Selected text:
The reason that objects don't fall to the center of the earth is that the force of gravity is balanced by the "normal force." Basically, this force arises because the forces between molecules in the ground are strong enough that molecular bonds aren't broken when we step on them. If the ground holds together, then we don't fall through.

If we step on water, the molecules aren't bound very tightly, and we fall right through the surface. Similarly, if we step on a shovel, the sharp edge is often enough to cut right through the surface of the ground. All that matters is how much pressure (force per area) the ground can withstand.

So, if you had a heavy enough or small enough object, it could cut straight through the earth. If the object was microscopic, it wouldn't have to be quite as massive. For large objects, the problem gets complicated, since the object would probably tear the earth up somewhat, as opposed to carving neatly through the crust.

I'm not exactly sure how to do any of these calculations, but I'd guess that any object that "only" weighed 500,000 tons would need to be very, very small.

However, there's a much easier way to carve through the earth's crust. Every day, billions of billions of particles (from the sun, outer space, etc) pass straight through the earth without noticing. This is because the particles don't interact strongly via the electromagnetic force, which makes up the normal force. If you don't see the normal force, then there is nothing to stop you from walking through walls, even planets, at will!

Written tasks:
**a)** From the passage on gravity and the normal force, print the portion starting with "If we step on water, the" and going on through "very, very small.".
**b)** List every force named in the passage on gravity and the normal force.

Data segment:
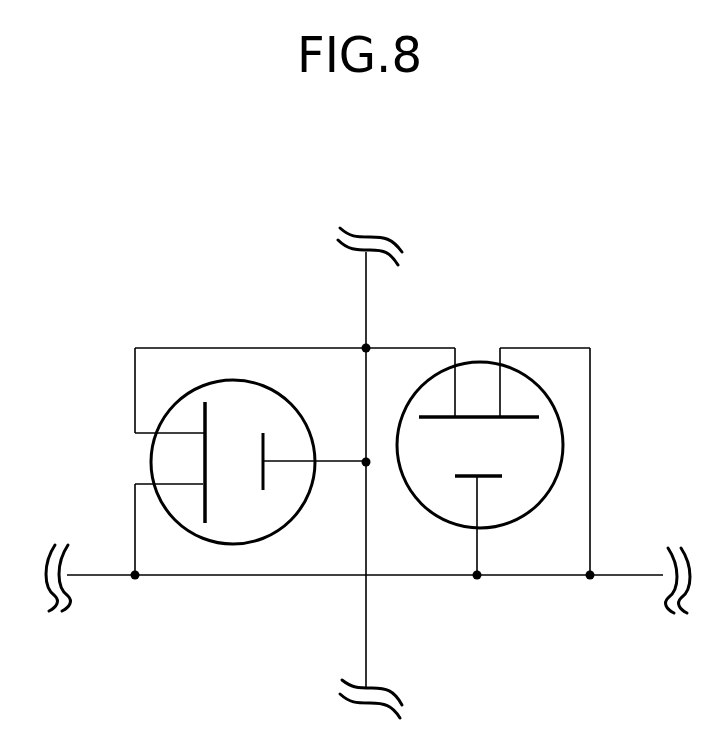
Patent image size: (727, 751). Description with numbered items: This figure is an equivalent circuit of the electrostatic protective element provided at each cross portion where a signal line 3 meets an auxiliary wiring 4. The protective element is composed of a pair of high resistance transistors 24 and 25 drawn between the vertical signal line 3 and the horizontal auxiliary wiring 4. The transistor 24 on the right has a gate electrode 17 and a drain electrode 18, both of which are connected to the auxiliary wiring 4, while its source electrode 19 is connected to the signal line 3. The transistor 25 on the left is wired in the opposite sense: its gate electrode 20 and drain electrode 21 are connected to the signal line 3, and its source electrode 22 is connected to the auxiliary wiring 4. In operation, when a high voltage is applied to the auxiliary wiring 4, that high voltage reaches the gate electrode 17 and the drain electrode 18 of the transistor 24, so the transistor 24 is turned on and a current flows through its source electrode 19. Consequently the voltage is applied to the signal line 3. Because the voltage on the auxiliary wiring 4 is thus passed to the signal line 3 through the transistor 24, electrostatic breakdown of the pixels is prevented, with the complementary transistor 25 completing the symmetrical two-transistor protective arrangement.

Exercise results:
**a)**
If we step on water, the molecules aren't bound very tightly, and we fall right through the surface. Similarly, if we step on a shovel, the sharp edge is often enough to cut right through the surface of the ground. All that matters is how much pressure (force per area) the ground can withstand.

So, if you had a heavy enough or small enough object, it could cut straight through the earth. If the object was microscopic, it wouldn't have to be quite as massive. For large objects, the problem gets complicated, since the object would probably tear the earth up somewhat, as opposed to carving neatly through the crust.

I'm not exactly sure how to do any of these calculations, but I'd guess that any object that "only" weighed 500,000 tons would need to be very, very small.

**b)**
- the force of gravity
- the normal force
- the forces between molecules in the ground
- the electromagnetic force